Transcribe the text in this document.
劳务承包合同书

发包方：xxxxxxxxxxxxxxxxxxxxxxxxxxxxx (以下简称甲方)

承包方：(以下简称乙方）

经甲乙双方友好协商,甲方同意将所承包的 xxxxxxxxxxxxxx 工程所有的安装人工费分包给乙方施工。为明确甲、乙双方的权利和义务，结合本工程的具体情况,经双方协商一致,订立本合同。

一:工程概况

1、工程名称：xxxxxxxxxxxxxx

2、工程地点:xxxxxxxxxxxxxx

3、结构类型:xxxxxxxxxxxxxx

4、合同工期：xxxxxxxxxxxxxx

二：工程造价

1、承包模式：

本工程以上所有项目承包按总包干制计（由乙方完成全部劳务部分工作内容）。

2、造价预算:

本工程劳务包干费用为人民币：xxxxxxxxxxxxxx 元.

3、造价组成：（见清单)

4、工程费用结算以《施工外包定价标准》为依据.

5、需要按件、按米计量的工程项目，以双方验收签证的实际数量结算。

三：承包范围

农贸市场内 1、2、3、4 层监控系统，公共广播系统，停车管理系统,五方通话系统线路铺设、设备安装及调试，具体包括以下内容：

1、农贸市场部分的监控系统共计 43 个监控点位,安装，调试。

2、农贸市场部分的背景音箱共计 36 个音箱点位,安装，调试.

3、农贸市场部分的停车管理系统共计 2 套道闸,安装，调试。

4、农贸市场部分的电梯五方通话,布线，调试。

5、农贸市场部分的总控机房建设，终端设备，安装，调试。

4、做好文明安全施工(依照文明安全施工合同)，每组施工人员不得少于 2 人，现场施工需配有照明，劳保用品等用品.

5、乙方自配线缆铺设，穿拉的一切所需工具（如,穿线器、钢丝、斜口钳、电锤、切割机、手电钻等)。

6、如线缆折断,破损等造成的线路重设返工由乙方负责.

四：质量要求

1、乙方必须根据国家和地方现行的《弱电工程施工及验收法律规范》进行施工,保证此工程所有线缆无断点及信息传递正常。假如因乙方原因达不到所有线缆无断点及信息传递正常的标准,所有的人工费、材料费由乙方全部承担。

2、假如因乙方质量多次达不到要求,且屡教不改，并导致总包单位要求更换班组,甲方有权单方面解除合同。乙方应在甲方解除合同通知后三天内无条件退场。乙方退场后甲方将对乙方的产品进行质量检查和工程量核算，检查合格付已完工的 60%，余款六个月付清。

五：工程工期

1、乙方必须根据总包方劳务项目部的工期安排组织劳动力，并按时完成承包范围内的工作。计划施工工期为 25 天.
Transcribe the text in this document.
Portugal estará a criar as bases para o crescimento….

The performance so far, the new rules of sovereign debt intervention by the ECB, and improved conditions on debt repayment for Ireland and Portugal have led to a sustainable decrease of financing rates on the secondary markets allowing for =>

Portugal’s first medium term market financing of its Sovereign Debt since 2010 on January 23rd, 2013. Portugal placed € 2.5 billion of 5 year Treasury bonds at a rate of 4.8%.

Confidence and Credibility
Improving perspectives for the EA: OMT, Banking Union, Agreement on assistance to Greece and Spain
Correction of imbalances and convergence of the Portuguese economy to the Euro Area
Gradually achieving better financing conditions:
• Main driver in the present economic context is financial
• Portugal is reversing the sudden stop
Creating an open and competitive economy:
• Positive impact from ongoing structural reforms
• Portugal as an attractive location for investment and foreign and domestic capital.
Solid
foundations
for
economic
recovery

[What is expected] Can you give every line above again, exactly as written?

[Finished exercise]
Transcribe the text in this document.
劳务承包合同书

发包方：xxxxxxxxxxxxxxxxxxxxxxxxxxxxx (以下简称甲方)

承包方：(以下简称乙方）

经甲乙双方友好协商,甲方同意将所承包的 xxxxxxxxxxxxxx 工程所有的安装人工费分包给乙方施工。为明确甲、乙双方的权利和义务，结合本工程的具体情况,经双方协商一致,订立本合同。

一:工程概况

1、工程名称：xxxxxxxxxxxxxx

2、工程地点:xxxxxxxxxxxxxx

3、结构类型:xxxxxxxxxxxxxx

4、合同工期：xxxxxxxxxxxxxx

二：工程造价

1、承包模式：

本工程以上所有项目承包按总包干制计（由乙方完成全部劳务部分工作内容）。

2、造价预算:

本工程劳务包干费用为人民币：xxxxxxxxxxxxxx 元.

3、造价组成：（见清单)

4、工程费用结算以《施工外包定价标准》为依据.

5、需要按件、按米计量的工程项目，以双方验收签证的实际数量结算。

三：承包范围

农贸市场内 1、2、3、4 层监控系统，公共广播系统，停车管理系统,五方通话系统线路铺设、设备安装及调试，具体包括以下内容：

1、农贸市场部分的监控系统共计 43 个监控点位,安装，调试。

2、农贸市场部分的背景音箱共计 36 个音箱点位,安装，调试.

3、农贸市场部分的停车管理系统共计 2 套道闸,安装，调试。

4、农贸市场部分的电梯五方通话,布线，调试。

5、农贸市场部分的总控机房建设，终端设备，安装，调试。

4、做好文明安全施工(依照文明安全施工合同)，每组施工人员不得少于 2 人，现场施工需配有照明，劳保用品等用品.

5、乙方自配线缆铺设，穿拉的一切所需工具（如,穿线器、钢丝、斜口钳、电锤、切割机、手电钻等)。

6、如线缆折断,破损等造成的线路重设返工由乙方负责.

四：质量要求

1、乙方必须根据国家和地方现行的《弱电工程施工及验收法律规范》进行施工,保证此工程所有线缆无断点及信息传递正常。假如因乙方原因达不到所有线缆无断点及信息传递正常的标准,所有的人工费、材料费由乙方全部承担。

2、假如因乙方质量多次达不到要求,且屡教不改，并导致总包单位要求更换班组,甲方有权单方面解除合同。乙方应在甲方解除合同通知后三天内无条件退场。乙方退场后甲方将对乙方的产品进行质量检查和工程量核算，检查合格付已完工的 60%，余款六个月付清。

五：工程工期

1、乙方必须根据总包方劳务项目部的工期安排组织劳动力，并按时完成承包范围内的工作。计划施工工期为 25 天.
Transcribe the text in this document.
Portugal estará a criar as bases para o crescimento….

The performance so far, the new rules of sovereign debt intervention by the ECB, and improved conditions on debt repayment for Ireland and Portugal have led to a sustainable decrease of financing rates on the secondary markets allowing for =>

Portugal’s first medium term market financing of its Sovereign Debt since 2010 on January 23rd, 2013. Portugal placed € 2.5 billion of 5 year Treasury bonds at a rate of 4.8%.

Confidence and Credibility
Improving perspectives for the EA: OMT, Banking Union, Agreement on assistance to Greece and Spain
Correction of imbalances and convergence of the Portuguese economy to the Euro Area
Gradually achieving better financing conditions:
• Main driver in the present economic context is financial
• Portugal is reversing the sudden stop
Creating an open and competitive economy:
• Positive impact from ongoing structural reforms
• Portugal as an attractive location for investment and foreign and domestic capital.
Solid
foundations
for
economic
recovery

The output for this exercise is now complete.